_The exercise:_ Find the word "Balance" in the records below. List each line containing it.

_Entries supplied:_
——————

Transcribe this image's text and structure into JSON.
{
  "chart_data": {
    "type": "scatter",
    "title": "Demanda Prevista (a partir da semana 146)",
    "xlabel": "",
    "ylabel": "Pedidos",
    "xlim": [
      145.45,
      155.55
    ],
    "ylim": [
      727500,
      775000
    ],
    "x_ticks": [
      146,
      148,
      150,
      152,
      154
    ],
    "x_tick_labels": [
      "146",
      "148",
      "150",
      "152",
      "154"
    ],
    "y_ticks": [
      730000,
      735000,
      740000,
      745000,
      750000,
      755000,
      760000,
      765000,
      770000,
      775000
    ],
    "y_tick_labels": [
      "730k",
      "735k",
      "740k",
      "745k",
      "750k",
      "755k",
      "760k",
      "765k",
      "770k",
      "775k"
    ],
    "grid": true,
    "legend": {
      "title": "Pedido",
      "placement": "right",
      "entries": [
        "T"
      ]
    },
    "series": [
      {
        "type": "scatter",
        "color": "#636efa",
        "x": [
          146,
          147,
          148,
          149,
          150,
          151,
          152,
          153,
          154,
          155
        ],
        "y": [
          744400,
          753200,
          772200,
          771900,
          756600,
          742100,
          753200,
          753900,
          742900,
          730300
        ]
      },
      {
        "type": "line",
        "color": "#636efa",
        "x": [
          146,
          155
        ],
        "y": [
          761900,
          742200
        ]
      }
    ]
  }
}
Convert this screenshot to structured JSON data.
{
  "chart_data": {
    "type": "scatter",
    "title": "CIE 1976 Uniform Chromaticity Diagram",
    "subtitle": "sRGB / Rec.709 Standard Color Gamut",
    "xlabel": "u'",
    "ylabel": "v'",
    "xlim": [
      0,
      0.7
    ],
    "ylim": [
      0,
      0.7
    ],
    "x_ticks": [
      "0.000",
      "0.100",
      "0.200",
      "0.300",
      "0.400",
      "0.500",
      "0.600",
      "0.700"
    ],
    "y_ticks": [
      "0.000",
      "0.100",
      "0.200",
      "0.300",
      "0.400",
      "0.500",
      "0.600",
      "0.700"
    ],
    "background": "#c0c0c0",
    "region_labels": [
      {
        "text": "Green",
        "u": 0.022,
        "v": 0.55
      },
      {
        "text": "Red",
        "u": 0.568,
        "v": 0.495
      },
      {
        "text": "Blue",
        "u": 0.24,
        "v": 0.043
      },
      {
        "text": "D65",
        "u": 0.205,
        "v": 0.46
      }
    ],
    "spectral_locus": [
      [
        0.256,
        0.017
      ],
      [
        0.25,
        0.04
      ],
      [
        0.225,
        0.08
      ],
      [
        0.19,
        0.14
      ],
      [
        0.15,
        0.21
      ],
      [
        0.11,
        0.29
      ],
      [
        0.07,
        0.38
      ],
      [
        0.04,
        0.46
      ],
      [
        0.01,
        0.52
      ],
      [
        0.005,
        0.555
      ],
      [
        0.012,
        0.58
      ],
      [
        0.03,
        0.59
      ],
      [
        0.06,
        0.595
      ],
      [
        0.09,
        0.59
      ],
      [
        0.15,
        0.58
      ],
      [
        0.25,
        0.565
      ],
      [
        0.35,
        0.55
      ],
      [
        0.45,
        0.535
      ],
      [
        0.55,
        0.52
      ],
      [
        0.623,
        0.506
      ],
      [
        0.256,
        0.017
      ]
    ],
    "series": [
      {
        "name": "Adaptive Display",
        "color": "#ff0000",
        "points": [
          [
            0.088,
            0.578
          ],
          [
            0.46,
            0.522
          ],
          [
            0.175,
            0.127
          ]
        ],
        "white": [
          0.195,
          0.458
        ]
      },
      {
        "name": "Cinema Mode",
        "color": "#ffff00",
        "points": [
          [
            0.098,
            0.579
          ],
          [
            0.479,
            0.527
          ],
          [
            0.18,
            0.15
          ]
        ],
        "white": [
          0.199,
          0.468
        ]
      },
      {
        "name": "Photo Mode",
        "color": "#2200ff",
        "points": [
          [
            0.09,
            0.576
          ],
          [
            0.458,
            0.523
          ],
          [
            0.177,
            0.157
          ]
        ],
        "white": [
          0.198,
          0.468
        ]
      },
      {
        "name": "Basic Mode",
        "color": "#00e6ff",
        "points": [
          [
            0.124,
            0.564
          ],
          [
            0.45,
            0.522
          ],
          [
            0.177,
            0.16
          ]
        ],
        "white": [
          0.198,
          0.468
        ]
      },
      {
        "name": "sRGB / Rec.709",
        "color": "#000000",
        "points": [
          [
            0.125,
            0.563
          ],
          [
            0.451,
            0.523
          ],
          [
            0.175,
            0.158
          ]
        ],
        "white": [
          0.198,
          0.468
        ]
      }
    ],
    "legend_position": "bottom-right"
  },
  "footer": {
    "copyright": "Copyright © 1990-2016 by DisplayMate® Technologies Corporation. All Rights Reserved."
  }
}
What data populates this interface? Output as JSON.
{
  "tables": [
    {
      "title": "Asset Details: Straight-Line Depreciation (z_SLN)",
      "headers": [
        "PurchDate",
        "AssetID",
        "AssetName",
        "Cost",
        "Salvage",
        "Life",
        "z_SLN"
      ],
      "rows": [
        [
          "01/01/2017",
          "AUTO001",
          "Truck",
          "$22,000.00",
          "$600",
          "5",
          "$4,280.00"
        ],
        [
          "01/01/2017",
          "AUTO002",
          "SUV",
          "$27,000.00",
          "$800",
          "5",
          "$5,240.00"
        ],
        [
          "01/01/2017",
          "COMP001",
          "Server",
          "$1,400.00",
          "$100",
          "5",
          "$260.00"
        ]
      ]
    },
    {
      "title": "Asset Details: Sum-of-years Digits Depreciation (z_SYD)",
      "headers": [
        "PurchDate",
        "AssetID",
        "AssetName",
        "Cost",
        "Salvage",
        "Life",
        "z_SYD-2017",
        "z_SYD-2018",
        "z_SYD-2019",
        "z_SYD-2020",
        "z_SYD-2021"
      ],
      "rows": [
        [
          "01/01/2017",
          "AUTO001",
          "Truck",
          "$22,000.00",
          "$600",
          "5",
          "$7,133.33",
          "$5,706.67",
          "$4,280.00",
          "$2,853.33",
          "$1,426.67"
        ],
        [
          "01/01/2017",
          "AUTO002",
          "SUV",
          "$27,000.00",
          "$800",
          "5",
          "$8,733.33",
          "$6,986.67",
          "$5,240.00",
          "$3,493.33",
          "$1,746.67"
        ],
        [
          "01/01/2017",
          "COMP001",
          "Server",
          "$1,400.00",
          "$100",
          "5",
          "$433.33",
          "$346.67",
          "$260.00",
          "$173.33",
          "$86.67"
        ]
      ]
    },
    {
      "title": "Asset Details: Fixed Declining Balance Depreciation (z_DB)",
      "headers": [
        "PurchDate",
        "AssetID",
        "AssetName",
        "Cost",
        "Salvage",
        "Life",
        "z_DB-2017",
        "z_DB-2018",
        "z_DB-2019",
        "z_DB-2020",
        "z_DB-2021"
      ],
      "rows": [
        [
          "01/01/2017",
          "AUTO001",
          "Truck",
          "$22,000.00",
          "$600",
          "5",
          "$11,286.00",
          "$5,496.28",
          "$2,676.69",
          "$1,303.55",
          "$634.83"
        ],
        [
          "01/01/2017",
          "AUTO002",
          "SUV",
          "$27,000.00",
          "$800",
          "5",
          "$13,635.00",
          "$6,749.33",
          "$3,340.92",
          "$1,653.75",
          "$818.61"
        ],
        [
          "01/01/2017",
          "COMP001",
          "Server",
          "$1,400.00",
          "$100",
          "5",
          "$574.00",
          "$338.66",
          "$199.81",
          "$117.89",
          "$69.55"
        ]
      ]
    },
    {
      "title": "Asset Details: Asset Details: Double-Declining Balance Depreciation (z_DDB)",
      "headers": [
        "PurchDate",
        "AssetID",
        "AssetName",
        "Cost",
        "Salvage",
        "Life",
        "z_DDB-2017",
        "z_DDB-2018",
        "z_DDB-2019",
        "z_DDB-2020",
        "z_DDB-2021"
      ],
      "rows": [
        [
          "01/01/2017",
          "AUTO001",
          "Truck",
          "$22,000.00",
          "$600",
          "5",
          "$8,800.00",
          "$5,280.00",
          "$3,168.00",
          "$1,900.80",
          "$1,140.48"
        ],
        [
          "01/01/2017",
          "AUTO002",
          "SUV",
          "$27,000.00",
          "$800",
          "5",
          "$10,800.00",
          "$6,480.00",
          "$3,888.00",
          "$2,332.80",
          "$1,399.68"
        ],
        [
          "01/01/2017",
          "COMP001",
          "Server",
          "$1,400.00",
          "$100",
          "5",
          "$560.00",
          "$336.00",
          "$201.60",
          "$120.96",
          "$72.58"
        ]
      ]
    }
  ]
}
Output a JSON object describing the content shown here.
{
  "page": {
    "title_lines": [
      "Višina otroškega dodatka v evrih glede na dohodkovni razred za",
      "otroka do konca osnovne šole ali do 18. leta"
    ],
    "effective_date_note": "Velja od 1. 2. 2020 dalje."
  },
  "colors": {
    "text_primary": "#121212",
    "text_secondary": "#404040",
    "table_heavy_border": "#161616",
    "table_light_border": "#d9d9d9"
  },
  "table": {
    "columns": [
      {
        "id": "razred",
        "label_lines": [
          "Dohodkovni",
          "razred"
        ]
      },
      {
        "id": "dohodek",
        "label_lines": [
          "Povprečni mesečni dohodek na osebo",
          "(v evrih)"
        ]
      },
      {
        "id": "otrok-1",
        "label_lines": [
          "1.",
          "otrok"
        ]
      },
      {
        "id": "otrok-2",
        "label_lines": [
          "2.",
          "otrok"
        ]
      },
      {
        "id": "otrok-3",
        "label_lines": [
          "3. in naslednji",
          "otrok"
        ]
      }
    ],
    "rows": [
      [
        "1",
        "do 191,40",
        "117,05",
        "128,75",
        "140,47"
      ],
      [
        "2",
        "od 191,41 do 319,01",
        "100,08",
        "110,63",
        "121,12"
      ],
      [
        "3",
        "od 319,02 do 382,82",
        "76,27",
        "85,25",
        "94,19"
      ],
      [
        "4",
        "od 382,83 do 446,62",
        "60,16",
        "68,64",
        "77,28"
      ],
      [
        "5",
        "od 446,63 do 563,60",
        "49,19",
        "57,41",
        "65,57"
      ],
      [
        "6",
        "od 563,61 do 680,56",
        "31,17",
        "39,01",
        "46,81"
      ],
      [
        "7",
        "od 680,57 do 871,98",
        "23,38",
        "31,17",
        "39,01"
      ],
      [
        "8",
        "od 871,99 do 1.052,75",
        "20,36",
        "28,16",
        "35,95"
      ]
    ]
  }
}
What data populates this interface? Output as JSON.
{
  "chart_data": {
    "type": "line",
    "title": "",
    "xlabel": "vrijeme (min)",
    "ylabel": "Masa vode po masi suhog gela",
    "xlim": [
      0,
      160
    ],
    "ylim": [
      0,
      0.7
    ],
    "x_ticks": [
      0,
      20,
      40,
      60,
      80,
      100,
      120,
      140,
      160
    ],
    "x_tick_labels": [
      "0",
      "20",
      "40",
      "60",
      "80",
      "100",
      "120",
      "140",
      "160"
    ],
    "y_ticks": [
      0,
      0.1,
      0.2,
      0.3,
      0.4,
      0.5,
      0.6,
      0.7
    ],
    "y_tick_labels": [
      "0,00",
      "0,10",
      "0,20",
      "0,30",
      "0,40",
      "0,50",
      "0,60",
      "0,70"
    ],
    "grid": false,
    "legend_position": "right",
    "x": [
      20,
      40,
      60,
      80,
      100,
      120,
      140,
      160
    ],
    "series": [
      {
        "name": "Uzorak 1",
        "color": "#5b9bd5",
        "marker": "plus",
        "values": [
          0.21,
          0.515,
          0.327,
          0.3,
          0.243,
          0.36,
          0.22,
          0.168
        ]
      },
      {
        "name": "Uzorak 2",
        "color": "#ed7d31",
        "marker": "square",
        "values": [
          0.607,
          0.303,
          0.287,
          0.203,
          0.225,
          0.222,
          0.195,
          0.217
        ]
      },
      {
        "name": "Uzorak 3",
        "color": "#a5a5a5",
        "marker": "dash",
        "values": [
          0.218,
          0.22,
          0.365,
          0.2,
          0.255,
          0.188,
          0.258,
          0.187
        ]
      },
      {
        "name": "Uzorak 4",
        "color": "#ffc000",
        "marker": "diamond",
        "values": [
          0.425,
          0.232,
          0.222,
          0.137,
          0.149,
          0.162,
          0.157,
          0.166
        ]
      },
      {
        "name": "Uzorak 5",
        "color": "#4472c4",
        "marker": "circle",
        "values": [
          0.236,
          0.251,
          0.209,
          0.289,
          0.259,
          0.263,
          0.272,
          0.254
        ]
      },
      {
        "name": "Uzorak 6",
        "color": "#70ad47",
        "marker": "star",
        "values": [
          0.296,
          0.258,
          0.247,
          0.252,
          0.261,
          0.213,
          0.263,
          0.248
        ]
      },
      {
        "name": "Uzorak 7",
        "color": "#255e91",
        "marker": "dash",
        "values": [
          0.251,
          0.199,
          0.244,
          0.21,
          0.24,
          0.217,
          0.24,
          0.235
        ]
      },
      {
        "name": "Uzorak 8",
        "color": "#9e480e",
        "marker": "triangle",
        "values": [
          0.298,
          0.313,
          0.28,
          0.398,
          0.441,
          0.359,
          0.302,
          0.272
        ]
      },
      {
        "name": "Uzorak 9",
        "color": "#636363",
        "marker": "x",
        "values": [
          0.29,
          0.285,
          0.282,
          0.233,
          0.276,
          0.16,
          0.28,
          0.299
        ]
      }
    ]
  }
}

——————

_Solution for this exercise:_
      "title": "Asset Details: Fixed Declining Balance Depreciation (z_DB)",
      "title": "Asset Details: Asset Details: Double-Declining Balance Depreciation (z_DDB)",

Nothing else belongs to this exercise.